Return all lines that include the string "ŚWIETLE".

#### Rows:
* * * * * * *

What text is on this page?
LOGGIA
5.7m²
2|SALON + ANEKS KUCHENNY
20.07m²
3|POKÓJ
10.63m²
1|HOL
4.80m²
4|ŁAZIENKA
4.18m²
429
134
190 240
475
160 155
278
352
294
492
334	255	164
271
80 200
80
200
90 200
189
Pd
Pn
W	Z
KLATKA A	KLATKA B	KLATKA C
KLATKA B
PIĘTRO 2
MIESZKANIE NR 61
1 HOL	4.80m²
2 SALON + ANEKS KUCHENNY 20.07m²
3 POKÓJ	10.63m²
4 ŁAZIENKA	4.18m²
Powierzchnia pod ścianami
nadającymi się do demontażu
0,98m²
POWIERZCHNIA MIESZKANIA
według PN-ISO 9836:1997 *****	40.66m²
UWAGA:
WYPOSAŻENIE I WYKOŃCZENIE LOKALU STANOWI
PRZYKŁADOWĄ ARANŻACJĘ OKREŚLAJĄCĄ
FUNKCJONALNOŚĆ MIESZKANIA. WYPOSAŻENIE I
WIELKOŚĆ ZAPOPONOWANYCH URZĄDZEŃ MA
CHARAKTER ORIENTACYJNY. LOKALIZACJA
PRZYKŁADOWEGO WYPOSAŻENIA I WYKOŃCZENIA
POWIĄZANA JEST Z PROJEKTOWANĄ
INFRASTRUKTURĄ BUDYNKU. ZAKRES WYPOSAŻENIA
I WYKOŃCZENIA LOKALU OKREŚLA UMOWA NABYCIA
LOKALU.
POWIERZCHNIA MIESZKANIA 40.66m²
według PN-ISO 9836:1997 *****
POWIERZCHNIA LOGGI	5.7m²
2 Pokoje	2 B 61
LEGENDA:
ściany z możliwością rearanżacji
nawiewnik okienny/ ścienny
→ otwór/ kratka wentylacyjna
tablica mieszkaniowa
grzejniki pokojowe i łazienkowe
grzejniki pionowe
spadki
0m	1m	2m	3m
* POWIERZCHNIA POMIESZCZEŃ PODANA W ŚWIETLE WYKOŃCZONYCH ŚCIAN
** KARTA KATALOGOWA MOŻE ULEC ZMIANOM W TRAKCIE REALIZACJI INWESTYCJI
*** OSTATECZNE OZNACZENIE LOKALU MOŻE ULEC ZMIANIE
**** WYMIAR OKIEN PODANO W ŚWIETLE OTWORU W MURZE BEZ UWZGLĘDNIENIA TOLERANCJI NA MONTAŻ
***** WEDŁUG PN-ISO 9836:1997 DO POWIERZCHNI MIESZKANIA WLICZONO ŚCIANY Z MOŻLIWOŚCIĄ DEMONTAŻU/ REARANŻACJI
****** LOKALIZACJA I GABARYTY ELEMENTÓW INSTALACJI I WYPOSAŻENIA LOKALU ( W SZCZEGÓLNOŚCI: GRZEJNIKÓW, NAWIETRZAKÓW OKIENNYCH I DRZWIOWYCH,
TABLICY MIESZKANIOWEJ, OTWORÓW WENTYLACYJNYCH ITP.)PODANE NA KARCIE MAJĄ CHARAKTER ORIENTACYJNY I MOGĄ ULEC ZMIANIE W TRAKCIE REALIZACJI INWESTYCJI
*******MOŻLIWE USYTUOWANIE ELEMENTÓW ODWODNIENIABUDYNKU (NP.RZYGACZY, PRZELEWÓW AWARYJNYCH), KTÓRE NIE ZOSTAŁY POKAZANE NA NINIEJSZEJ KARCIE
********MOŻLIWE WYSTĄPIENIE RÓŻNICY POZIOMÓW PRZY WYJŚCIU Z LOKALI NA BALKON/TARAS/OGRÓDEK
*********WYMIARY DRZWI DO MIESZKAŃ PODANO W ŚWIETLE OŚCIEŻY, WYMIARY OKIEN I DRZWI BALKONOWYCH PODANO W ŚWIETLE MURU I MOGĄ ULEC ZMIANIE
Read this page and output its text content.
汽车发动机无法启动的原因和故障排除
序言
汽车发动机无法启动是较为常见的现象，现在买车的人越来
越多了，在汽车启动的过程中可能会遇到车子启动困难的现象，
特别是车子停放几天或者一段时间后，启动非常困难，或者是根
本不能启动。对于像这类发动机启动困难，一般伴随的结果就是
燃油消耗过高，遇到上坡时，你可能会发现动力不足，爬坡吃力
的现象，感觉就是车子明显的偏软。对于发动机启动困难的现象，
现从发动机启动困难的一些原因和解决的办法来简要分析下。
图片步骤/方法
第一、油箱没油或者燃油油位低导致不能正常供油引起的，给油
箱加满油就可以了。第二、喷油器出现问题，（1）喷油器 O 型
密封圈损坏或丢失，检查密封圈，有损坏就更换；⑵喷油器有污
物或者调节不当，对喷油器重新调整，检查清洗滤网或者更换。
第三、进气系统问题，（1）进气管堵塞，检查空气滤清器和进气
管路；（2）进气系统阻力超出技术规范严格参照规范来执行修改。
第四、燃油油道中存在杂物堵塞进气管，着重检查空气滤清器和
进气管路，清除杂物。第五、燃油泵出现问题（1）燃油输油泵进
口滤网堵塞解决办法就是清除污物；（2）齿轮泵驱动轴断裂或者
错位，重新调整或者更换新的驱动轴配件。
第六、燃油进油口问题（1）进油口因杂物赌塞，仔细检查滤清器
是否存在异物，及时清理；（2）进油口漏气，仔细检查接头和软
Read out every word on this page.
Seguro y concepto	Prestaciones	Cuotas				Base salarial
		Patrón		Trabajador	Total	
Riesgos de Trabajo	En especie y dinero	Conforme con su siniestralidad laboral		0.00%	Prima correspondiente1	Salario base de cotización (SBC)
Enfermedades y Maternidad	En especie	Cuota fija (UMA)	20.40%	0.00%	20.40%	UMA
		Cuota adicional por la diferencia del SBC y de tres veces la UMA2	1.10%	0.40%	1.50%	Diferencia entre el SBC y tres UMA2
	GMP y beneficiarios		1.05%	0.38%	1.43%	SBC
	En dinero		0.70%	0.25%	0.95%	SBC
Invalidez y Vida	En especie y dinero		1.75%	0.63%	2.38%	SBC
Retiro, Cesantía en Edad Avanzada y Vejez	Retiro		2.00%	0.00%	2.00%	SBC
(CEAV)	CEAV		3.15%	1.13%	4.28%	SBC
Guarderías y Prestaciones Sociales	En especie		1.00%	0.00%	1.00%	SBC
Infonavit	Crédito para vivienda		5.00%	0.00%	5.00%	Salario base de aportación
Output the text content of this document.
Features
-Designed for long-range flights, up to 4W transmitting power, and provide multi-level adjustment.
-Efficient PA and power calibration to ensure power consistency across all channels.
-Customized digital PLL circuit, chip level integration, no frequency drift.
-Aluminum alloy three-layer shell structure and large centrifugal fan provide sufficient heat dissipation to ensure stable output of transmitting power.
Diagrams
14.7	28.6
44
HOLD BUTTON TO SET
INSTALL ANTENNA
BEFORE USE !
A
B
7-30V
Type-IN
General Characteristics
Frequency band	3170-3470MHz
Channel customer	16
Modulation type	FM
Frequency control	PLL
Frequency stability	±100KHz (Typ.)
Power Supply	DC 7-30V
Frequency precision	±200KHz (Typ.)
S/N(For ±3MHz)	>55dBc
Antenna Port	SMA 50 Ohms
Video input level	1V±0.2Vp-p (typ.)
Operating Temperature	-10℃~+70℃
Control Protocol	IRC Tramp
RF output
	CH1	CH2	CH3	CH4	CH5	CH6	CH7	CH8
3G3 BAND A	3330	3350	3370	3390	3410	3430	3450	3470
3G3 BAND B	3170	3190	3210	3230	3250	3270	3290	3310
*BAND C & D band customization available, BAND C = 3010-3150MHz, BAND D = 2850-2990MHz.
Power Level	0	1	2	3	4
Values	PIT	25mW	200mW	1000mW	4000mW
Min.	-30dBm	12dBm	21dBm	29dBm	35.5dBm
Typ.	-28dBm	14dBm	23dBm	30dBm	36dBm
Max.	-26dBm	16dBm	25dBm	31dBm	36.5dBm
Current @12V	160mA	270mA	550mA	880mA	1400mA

* * * * * * *

#### Reply:
* POWIERZCHNIA POMIESZCZEŃ PODANA W ŚWIETLE WYKOŃCZONYCH ŚCIAN
**** WYMIAR OKIEN PODANO W ŚWIETLE OTWORU W MURZE BEZ UWZGLĘDNIENIA TOLERANCJI NA MONTAŻ
*********WYMIARY DRZWI DO MIESZKAŃ PODANO W ŚWIETLE OŚCIEŻY, WYMIARY OKIEN I DRZWI BALKONOWYCH PODANO W ŚWIETLE MURU I MOGĄ ULEC ZMIANIE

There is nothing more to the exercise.